Work to be completed:
Here are some entries; quote each one exactly.

Given records:
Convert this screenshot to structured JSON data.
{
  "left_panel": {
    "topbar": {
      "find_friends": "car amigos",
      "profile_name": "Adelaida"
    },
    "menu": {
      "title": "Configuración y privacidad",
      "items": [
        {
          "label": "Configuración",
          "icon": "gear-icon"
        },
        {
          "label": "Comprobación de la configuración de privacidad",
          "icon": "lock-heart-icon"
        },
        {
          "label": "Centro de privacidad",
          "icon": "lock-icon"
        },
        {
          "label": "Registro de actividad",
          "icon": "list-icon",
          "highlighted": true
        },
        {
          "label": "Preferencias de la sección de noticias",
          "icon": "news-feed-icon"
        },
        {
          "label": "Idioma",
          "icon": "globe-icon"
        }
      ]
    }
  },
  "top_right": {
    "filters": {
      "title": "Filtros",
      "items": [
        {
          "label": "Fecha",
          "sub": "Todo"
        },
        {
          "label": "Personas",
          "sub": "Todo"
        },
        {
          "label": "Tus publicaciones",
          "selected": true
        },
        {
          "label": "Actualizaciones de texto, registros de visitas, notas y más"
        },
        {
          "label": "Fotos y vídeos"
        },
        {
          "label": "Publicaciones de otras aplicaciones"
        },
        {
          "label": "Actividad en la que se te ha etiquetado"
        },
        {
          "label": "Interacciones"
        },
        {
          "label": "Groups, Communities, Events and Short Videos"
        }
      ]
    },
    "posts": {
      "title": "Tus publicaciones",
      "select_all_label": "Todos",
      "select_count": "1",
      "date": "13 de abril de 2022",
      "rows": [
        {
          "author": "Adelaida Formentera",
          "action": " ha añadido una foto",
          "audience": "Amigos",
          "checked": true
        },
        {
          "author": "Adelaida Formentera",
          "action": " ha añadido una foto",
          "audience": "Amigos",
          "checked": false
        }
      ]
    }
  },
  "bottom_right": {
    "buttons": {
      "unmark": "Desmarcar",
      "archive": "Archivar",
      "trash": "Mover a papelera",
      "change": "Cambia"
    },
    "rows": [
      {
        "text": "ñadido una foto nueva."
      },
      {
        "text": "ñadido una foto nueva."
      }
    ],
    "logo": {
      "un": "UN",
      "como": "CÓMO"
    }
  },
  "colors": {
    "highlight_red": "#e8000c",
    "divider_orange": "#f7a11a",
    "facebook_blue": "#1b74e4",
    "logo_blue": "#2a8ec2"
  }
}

The answer:
Convert this screenshot to structured JSON data.
{
  "left_panel": {
    "topbar": {
      "find_friends": "car amigos",
      "profile_name": "Adelaida"
    },
    "menu": {
      "title": "Configuración y privacidad",
      "items": [
        {
          "label": "Configuración",
          "icon": "gear-icon"
        },
        {
          "label": "Comprobación de la configuración de privacidad",
          "icon": "lock-heart-icon"
        },
        {
          "label": "Centro de privacidad",
          "icon": "lock-icon"
        },
        {
          "label": "Registro de actividad",
          "icon": "list-icon",
          "highlighted": true
        },
        {
          "label": "Preferencias de la sección de noticias",
          "icon": "news-feed-icon"
        },
        {
          "label": "Idioma",
          "icon": "globe-icon"
        }
      ]
    }
  },
  "top_right": {
    "filters": {
      "title": "Filtros",
      "items": [
        {
          "label": "Fecha",
          "sub": "Todo"
        },
        {
          "label": "Personas",
          "sub": "Todo"
        },
        {
          "label": "Tus publicaciones",
          "selected": true
        },
        {
          "label": "Actualizaciones de texto, registros de visitas, notas y más"
        },
        {
          "label": "Fotos y vídeos"
        },
        {
          "label": "Publicaciones de otras aplicaciones"
        },
        {
          "label": "Actividad en la que se te ha etiquetado"
        },
        {
          "label": "Interacciones"
        },
        {
          "label": "Groups, Communities, Events and Short Videos"
        }
      ]
    },
    "posts": {
      "title": "Tus publicaciones",
      "select_all_label": "Todos",
      "select_count": "1",
      "date": "13 de abril de 2022",
      "rows": [
        {
          "author": "Adelaida Formentera",
          "action": " ha añadido una foto",
          "audience": "Amigos",
          "checked": true
        },
        {
          "author": "Adelaida Formentera",
          "action": " ha añadido una foto",
          "audience": "Amigos",
          "checked": false
        }
      ]
    }
  },
  "bottom_right": {
    "buttons": {
      "unmark": "Desmarcar",
      "archive": "Archivar",
      "trash": "Mover a papelera",
      "change": "Cambia"
    },
    "rows": [
      {
        "text": "ñadido una foto nueva."
      },
      {
        "text": "ñadido una foto nueva."
      }
    ],
    "logo": {
      "un": "UN",
      "como": "CÓMO"
    }
  },
  "colors": {
    "highlight_red": "#e8000c",
    "divider_orange": "#f7a11a",
    "facebook_blue": "#1b74e4",
    "logo_blue": "#2a8ec2"
  }
}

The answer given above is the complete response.